Copy out the data exactly, leaving the pictures behind.

- [DATA SHOWN]
* START *
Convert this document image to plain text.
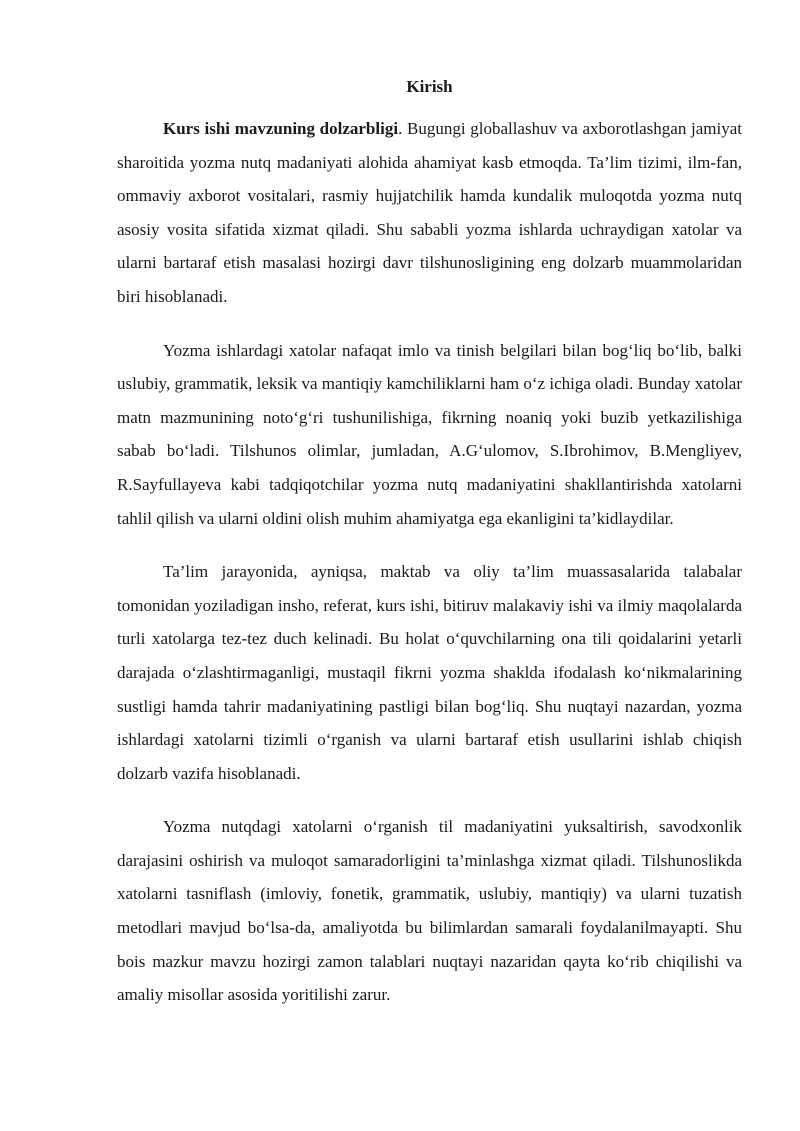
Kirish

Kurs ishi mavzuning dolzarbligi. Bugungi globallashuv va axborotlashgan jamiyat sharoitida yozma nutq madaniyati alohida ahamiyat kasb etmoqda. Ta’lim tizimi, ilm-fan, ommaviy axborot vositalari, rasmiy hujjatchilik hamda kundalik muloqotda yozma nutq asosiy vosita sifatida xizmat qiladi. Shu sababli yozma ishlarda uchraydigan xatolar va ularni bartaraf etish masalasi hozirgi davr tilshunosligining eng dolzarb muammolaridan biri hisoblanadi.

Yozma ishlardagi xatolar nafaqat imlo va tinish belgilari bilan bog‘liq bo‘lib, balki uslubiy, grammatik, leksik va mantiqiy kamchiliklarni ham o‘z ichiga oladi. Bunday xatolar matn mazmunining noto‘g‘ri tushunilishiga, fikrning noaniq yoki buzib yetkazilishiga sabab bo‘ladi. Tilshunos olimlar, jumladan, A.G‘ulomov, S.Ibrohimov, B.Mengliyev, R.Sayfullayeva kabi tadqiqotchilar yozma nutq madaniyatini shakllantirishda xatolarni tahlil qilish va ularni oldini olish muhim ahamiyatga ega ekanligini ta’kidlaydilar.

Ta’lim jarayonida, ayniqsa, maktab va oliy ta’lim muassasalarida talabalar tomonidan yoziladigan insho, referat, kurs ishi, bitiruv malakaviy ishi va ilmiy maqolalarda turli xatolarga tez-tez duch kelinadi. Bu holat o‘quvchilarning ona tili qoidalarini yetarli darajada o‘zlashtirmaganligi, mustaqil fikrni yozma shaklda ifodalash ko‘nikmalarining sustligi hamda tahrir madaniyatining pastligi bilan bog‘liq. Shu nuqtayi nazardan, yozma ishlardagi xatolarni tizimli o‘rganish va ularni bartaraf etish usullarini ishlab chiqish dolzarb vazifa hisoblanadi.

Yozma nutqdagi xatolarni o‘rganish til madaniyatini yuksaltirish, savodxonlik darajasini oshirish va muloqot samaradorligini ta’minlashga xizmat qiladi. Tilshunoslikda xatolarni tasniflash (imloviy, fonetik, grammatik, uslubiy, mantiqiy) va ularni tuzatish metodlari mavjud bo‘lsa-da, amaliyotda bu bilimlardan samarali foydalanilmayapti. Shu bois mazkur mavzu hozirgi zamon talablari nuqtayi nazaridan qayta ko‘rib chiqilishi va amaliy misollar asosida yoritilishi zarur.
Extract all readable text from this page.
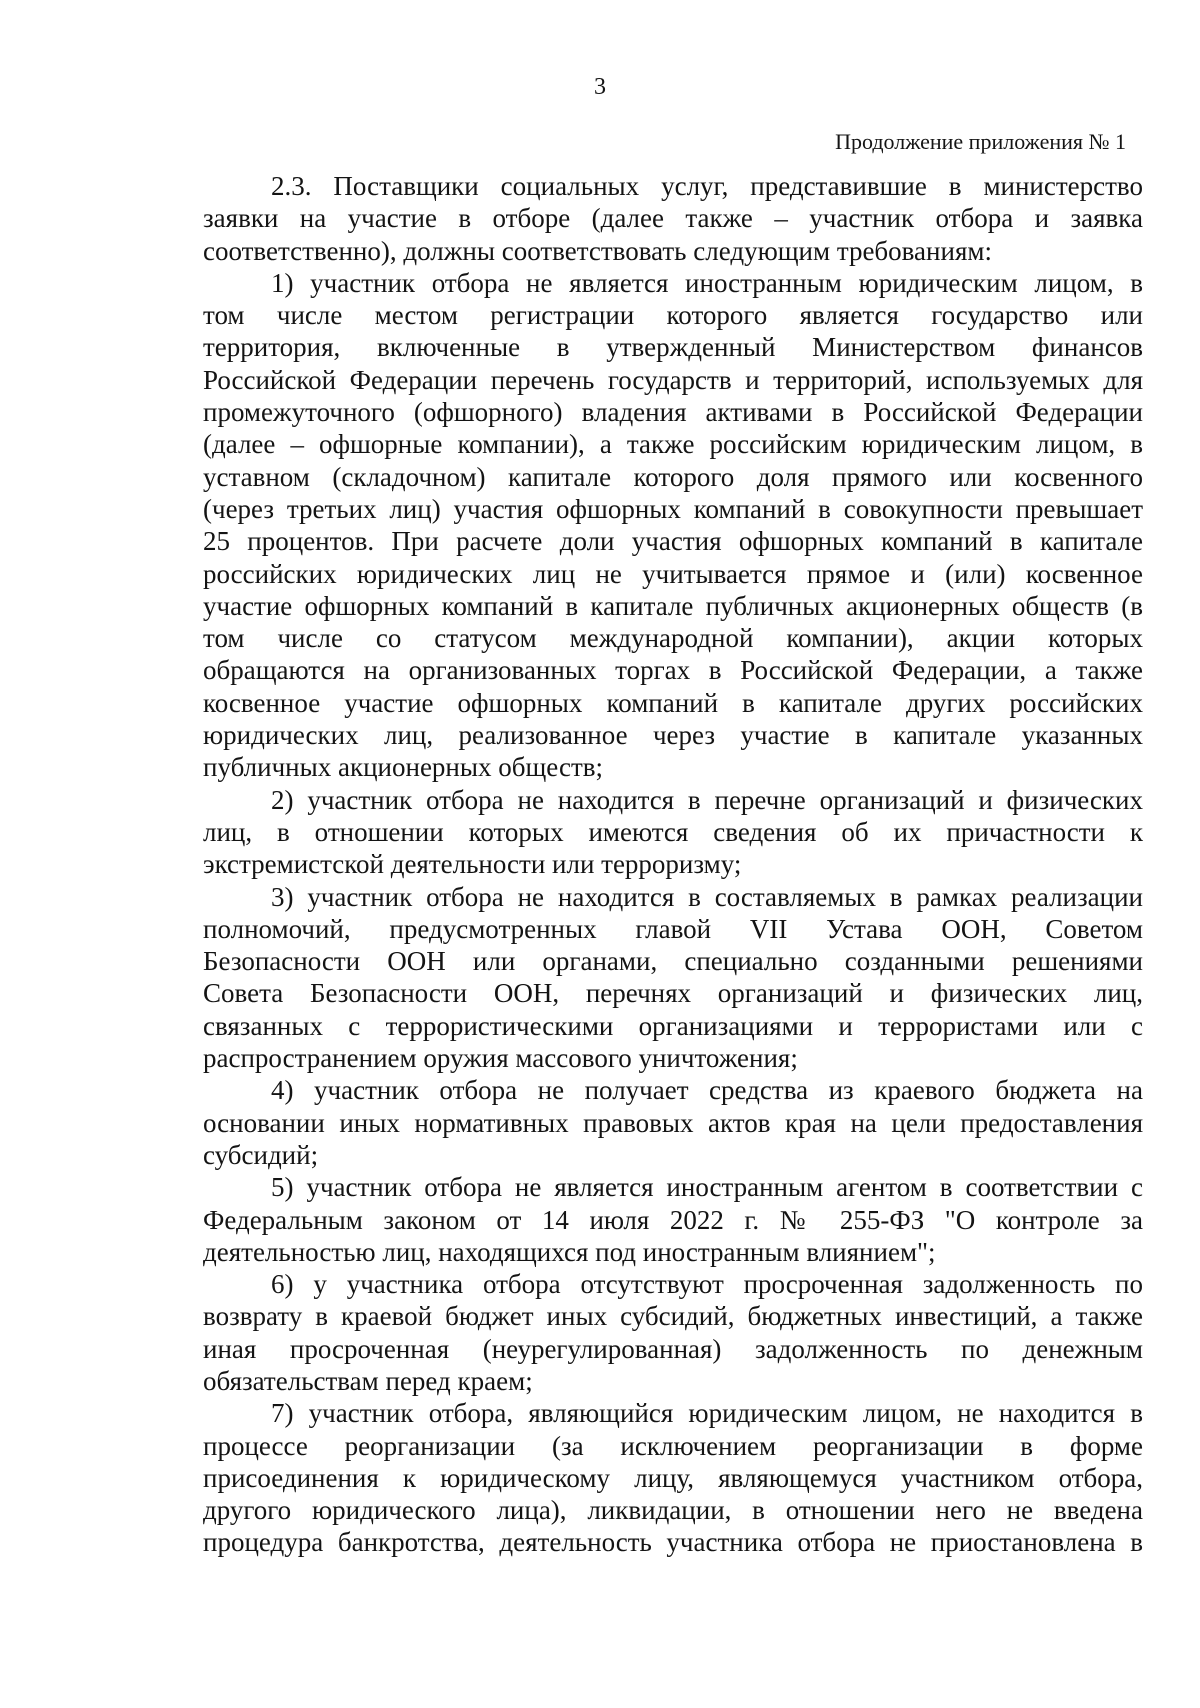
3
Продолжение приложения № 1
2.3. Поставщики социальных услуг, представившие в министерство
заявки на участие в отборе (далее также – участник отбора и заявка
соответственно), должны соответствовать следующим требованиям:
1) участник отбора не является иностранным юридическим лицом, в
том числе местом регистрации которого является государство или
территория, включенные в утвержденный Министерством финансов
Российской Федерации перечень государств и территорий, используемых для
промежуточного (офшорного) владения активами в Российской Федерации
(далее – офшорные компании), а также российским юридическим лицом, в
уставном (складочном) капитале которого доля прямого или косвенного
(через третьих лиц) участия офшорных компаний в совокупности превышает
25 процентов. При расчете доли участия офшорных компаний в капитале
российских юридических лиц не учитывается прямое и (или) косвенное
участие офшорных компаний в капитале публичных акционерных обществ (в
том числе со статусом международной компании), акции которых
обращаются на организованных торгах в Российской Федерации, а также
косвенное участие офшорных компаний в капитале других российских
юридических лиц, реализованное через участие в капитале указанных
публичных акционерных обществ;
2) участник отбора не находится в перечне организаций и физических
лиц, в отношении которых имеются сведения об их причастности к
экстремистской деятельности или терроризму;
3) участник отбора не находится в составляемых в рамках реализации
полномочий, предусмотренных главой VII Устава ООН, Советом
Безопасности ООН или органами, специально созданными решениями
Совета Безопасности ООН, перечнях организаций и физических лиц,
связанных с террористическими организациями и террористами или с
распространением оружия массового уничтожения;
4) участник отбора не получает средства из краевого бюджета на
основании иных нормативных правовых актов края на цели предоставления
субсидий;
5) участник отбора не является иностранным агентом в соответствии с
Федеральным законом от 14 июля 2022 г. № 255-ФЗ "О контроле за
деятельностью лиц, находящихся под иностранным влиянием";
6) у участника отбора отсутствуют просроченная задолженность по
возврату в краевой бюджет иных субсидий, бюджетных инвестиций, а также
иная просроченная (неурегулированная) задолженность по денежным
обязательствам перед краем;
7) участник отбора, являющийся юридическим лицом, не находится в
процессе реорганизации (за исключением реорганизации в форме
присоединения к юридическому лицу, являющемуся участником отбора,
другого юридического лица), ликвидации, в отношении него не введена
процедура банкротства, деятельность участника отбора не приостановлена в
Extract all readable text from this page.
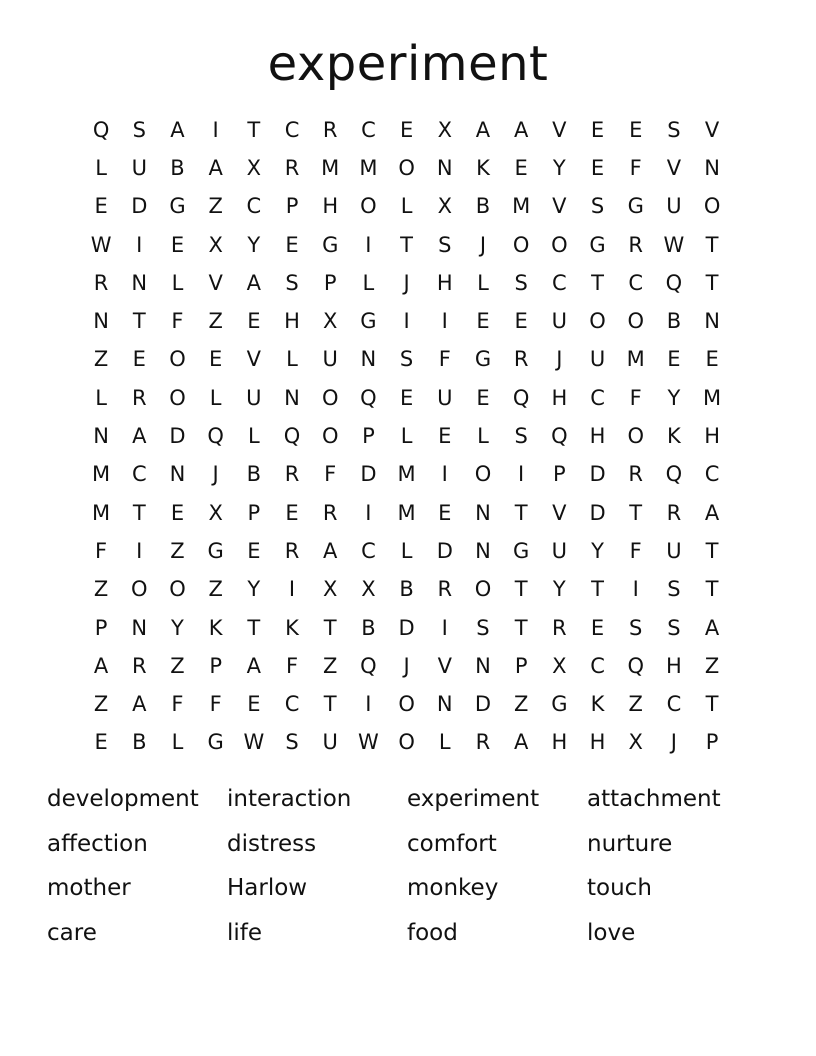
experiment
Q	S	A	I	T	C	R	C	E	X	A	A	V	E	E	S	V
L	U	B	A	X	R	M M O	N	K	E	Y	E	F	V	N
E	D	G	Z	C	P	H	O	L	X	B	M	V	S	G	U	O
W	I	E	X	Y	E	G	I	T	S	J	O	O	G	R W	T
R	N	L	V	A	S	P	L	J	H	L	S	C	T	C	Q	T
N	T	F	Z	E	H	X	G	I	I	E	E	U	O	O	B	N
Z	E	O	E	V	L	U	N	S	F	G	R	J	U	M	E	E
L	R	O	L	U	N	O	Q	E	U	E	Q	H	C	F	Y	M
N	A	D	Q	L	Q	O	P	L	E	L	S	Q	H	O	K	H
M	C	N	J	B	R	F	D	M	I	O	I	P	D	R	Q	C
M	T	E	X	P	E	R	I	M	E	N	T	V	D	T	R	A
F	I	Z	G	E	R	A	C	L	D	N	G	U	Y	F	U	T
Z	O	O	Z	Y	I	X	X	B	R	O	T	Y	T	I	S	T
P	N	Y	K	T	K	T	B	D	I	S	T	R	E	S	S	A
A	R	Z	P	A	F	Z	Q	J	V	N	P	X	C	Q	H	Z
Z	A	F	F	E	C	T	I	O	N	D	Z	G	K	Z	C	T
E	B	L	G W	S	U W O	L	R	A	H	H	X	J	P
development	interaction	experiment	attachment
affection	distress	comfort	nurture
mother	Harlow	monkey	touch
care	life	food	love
* END *
- [RESULT OF THIS EXERCISE]
Convert this document image to plain text.
Kirish

Kurs ishi mavzuning dolzarbligi. Bugungi globallashuv va axborotlashgan jamiyat sharoitida yozma nutq madaniyati alohida ahamiyat kasb etmoqda. Ta’lim tizimi, ilm-fan, ommaviy axborot vositalari, rasmiy hujjatchilik hamda kundalik muloqotda yozma nutq asosiy vosita sifatida xizmat qiladi. Shu sababli yozma ishlarda uchraydigan xatolar va ularni bartaraf etish masalasi hozirgi davr tilshunosligining eng dolzarb muammolaridan biri hisoblanadi.

Yozma ishlardagi xatolar nafaqat imlo va tinish belgilari bilan bog‘liq bo‘lib, balki uslubiy, grammatik, leksik va mantiqiy kamchiliklarni ham o‘z ichiga oladi. Bunday xatolar matn mazmunining noto‘g‘ri tushunilishiga, fikrning noaniq yoki buzib yetkazilishiga sabab bo‘ladi. Tilshunos olimlar, jumladan, A.G‘ulomov, S.Ibrohimov, B.Mengliyev, R.Sayfullayeva kabi tadqiqotchilar yozma nutq madaniyatini shakllantirishda xatolarni tahlil qilish va ularni oldini olish muhim ahamiyatga ega ekanligini ta’kidlaydilar.

Ta’lim jarayonida, ayniqsa, maktab va oliy ta’lim muassasalarida talabalar tomonidan yoziladigan insho, referat, kurs ishi, bitiruv malakaviy ishi va ilmiy maqolalarda turli xatolarga tez-tez duch kelinadi. Bu holat o‘quvchilarning ona tili qoidalarini yetarli darajada o‘zlashtirmaganligi, mustaqil fikrni yozma shaklda ifodalash ko‘nikmalarining sustligi hamda tahrir madaniyatining pastligi bilan bog‘liq. Shu nuqtayi nazardan, yozma ishlardagi xatolarni tizimli o‘rganish va ularni bartaraf etish usullarini ishlab chiqish dolzarb vazifa hisoblanadi.

Yozma nutqdagi xatolarni o‘rganish til madaniyatini yuksaltirish, savodxonlik darajasini oshirish va muloqot samaradorligini ta’minlashga xizmat qiladi. Tilshunoslikda xatolarni tasniflash (imloviy, fonetik, grammatik, uslubiy, mantiqiy) va ularni tuzatish metodlari mavjud bo‘lsa-da, amaliyotda bu bilimlardan samarali foydalanilmayapti. Shu bois mazkur mavzu hozirgi zamon talablari nuqtayi nazaridan qayta ko‘rib chiqilishi va amaliy misollar asosida yoritilishi zarur.
Extract all readable text from this page.
3
Продолжение приложения № 1
2.3. Поставщики социальных услуг, представившие в министерство
заявки на участие в отборе (далее также – участник отбора и заявка
соответственно), должны соответствовать следующим требованиям:
1) участник отбора не является иностранным юридическим лицом, в
том числе местом регистрации которого является государство или
территория, включенные в утвержденный Министерством финансов
Российской Федерации перечень государств и территорий, используемых для
промежуточного (офшорного) владения активами в Российской Федерации
(далее – офшорные компании), а также российским юридическим лицом, в
уставном (складочном) капитале которого доля прямого или косвенного
(через третьих лиц) участия офшорных компаний в совокупности превышает
25 процентов. При расчете доли участия офшорных компаний в капитале
российских юридических лиц не учитывается прямое и (или) косвенное
участие офшорных компаний в капитале публичных акционерных обществ (в
том числе со статусом международной компании), акции которых
обращаются на организованных торгах в Российской Федерации, а также
косвенное участие офшорных компаний в капитале других российских
юридических лиц, реализованное через участие в капитале указанных
публичных акционерных обществ;
2) участник отбора не находится в перечне организаций и физических
лиц, в отношении которых имеются сведения об их причастности к
экстремистской деятельности или терроризму;
3) участник отбора не находится в составляемых в рамках реализации
полномочий, предусмотренных главой VII Устава ООН, Советом
Безопасности ООН или органами, специально созданными решениями
Совета Безопасности ООН, перечнях организаций и физических лиц,
связанных с террористическими организациями и террористами или с
распространением оружия массового уничтожения;
4) участник отбора не получает средства из краевого бюджета на
основании иных нормативных правовых актов края на цели предоставления
субсидий;
5) участник отбора не является иностранным агентом в соответствии с
Федеральным законом от 14 июля 2022 г. № 255-ФЗ "О контроле за
деятельностью лиц, находящихся под иностранным влиянием";
6) у участника отбора отсутствуют просроченная задолженность по
возврату в краевой бюджет иных субсидий, бюджетных инвестиций, а также
иная просроченная (неурегулированная) задолженность по денежным
обязательствам перед краем;
7) участник отбора, являющийся юридическим лицом, не находится в
процессе реорганизации (за исключением реорганизации в форме
присоединения к юридическому лицу, являющемуся участником отбора,
другого юридического лица), ликвидации, в отношении него не введена
процедура банкротства, деятельность участника отбора не приостановлена в
Extract all readable text from this page.
experiment
Q	S	A	I	T	C	R	C	E	X	A	A	V	E	E	S	V
L	U	B	A	X	R	M M O	N	K	E	Y	E	F	V	N
E	D	G	Z	C	P	H	O	L	X	B	M	V	S	G	U	O
W	I	E	X	Y	E	G	I	T	S	J	O	O	G	R W	T
R	N	L	V	A	S	P	L	J	H	L	S	C	T	C	Q	T
N	T	F	Z	E	H	X	G	I	I	E	E	U	O	O	B	N
Z	E	O	E	V	L	U	N	S	F	G	R	J	U	M	E	E
L	R	O	L	U	N	O	Q	E	U	E	Q	H	C	F	Y	M
N	A	D	Q	L	Q	O	P	L	E	L	S	Q	H	O	K	H
M	C	N	J	B	R	F	D	M	I	O	I	P	D	R	Q	C
M	T	E	X	P	E	R	I	M	E	N	T	V	D	T	R	A
F	I	Z	G	E	R	A	C	L	D	N	G	U	Y	F	U	T
Z	O	O	Z	Y	I	X	X	B	R	O	T	Y	T	I	S	T
P	N	Y	K	T	K	T	B	D	I	S	T	R	E	S	S	A
A	R	Z	P	A	F	Z	Q	J	V	N	P	X	C	Q	H	Z
Z	A	F	F	E	C	T	I	O	N	D	Z	G	K	Z	C	T
E	B	L	G W	S	U W O	L	R	A	H	H	X	J	P
development	interaction	experiment	attachment
affection	distress	comfort	nurture
mother	Harlow	monkey	touch
care	life	food	love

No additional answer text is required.